▸ Goal of the exercise:
Count how many lines below include the string "this", and give that number without anything else.

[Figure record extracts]
※ ※ ※

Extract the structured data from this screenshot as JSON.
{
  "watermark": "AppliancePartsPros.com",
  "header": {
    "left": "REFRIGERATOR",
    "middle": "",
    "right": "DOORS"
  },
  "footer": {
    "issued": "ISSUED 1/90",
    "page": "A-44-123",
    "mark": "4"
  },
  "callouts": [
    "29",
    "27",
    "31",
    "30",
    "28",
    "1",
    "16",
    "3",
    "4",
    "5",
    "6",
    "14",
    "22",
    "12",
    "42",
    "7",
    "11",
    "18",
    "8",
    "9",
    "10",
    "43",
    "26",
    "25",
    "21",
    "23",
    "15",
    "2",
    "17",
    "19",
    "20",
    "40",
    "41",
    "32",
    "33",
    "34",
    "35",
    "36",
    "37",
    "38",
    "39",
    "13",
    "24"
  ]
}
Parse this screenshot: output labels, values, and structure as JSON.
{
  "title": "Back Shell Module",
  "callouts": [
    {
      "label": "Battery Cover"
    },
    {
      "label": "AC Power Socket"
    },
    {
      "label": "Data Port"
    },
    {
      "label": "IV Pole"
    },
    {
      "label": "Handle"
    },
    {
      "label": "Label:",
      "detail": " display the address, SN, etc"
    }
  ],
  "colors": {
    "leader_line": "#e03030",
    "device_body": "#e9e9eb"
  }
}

※ ※ ※

▸ Full solution:
2